[begin Extracted entries]

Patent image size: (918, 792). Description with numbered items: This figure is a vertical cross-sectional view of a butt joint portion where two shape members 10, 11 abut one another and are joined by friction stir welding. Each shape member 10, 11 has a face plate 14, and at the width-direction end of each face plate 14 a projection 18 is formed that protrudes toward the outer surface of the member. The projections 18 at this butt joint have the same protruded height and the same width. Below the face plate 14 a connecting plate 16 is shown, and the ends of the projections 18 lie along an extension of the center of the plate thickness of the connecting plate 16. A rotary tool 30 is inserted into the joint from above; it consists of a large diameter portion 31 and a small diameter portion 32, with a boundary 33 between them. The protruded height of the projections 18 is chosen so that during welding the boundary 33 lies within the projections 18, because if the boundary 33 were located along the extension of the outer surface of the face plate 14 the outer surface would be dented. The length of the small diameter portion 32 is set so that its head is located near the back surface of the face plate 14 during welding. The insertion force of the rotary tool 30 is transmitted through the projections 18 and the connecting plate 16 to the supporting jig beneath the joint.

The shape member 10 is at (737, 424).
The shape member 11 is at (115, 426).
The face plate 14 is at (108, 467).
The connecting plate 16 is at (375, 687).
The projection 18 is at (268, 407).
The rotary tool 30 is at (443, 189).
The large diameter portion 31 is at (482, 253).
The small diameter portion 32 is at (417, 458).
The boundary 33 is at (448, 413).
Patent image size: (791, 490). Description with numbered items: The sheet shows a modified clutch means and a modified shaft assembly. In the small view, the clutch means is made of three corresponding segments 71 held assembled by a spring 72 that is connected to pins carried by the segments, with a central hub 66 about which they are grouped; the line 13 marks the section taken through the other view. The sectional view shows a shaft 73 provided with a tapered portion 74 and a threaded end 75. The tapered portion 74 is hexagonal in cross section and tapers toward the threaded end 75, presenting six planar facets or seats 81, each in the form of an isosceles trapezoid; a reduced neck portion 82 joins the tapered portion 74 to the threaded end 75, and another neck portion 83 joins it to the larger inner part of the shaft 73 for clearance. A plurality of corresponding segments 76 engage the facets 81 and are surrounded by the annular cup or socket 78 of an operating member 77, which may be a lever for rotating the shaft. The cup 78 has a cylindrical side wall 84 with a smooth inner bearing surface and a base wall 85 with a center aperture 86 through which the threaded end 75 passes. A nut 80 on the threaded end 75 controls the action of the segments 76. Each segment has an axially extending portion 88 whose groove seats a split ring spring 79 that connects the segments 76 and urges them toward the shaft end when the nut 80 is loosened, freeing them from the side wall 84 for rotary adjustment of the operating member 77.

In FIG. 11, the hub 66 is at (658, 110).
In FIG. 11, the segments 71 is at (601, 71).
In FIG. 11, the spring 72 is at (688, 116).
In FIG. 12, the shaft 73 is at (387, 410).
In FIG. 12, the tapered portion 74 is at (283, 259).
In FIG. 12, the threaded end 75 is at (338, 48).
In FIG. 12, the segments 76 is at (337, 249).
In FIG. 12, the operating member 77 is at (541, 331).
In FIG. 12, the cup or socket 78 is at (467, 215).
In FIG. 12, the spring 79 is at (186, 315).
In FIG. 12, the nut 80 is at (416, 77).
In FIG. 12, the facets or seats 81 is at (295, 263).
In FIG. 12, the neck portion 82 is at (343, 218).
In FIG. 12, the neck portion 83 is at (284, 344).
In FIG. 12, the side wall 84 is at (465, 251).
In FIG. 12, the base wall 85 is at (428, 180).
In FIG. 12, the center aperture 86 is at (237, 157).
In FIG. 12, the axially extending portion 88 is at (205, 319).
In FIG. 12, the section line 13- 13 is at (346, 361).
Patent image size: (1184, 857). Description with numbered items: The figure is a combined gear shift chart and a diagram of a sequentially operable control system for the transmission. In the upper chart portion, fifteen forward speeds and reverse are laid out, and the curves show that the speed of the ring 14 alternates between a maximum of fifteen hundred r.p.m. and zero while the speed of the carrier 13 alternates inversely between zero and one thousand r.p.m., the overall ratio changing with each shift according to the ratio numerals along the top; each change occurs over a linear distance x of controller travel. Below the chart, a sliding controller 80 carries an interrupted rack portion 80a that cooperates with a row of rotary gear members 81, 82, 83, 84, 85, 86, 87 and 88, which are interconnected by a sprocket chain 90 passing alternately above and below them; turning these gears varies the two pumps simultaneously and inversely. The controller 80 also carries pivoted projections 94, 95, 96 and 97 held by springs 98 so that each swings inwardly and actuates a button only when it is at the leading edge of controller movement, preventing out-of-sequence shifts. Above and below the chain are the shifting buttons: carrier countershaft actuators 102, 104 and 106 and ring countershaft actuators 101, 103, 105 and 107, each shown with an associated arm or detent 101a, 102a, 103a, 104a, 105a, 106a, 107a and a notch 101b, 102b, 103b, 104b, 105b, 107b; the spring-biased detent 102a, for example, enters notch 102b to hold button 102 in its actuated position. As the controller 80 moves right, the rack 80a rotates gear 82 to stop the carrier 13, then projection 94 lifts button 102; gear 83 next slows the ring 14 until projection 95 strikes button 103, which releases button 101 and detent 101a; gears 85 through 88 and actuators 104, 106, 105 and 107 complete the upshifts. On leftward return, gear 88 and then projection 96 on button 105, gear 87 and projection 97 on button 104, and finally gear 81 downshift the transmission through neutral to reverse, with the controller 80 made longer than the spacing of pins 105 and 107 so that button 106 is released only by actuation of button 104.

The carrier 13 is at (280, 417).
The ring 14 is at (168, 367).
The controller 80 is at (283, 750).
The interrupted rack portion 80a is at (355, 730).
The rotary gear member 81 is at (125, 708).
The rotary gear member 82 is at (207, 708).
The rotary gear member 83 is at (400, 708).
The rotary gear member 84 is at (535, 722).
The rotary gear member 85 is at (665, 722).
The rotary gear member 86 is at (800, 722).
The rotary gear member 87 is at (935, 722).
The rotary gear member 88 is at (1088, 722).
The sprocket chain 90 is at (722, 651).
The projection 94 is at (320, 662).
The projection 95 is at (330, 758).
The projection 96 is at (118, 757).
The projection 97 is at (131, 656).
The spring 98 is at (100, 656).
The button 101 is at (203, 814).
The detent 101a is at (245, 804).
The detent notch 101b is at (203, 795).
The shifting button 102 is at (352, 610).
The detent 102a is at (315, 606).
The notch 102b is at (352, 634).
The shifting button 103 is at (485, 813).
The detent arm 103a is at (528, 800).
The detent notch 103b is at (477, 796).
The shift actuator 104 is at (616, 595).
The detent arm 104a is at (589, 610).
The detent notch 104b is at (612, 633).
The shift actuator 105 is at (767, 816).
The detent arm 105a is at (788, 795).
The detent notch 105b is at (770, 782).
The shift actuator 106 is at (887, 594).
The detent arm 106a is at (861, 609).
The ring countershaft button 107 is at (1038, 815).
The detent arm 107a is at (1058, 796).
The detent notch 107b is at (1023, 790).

[end Extracted entries]

# [Exercise details]
From the data above, copy out verbatim the lines between the one holding "Patent image size: (791, 490)." and the one holding "In FIG. 12, the neck portion 82", inclusive.

# [Problem solution]
Patent image size: (791, 490). Description with numbered items: The sheet shows a modified clutch means and a modified shaft assembly. In the small view, the clutch means is made of three corresponding segments 71 held assembled by a spring 72 that is connected to pins carried by the segments, with a central hub 66 about which they are grouped; the line 13 marks the section taken through the other view. The sectional view shows a shaft 73 provided with a tapered portion 74 and a threaded end 75. The tapered portion 74 is hexagonal in cross section and tapers toward the threaded end 75, presenting six planar facets or seats 81, each in the form of an isosceles trapezoid; a reduced neck portion 82 joins the tapered portion 74 to the threaded end 75, and another neck portion 83 joins it to the larger inner part of the shaft 73 for clearance. A plurality of corresponding segments 76 engage the facets 81 and are surrounded by the annular cup or socket 78 of an operating member 77, which may be a lever for rotating the shaft. The cup 78 has a cylindrical side wall 84 with a smooth inner bearing surface and a base wall 85 with a center aperture 86 through which the threaded end 75 passes. A nut 80 on the threaded end 75 controls the action of the segments 76. Each segment has an axially extending portion 88 whose groove seats a split ring spring 79 that connects the segments 76 and urges them toward the shaft end when the nut 80 is loosened, freeing them from the side wall 84 for rotary adjustment of the operating member 77.

In FIG. 11, the hub 66 is at (658, 110).
In FIG. 11, the segments 71 is at (601, 71).
In FIG. 11, the spring 72 is at (688, 116).
In FIG. 12, the shaft 73 is at (387, 410).
In FIG. 12, the tapered portion 74 is at (283, 259).
In FIG. 12, the threaded end 75 is at (338, 48).
In FIG. 12, the segments 76 is at (337, 249).
In FIG. 12, the operating member 77 is at (541, 331).
In FIG. 12, the cup or socket 78 is at (467, 215).
In FIG. 12, the spring 79 is at (186, 315).
In FIG. 12, the nut 80 is at (416, 77).
In FIG. 12, the facets or seats 81 is at (295, 263).
In FIG. 12, the neck portion 82 is at (343, 218).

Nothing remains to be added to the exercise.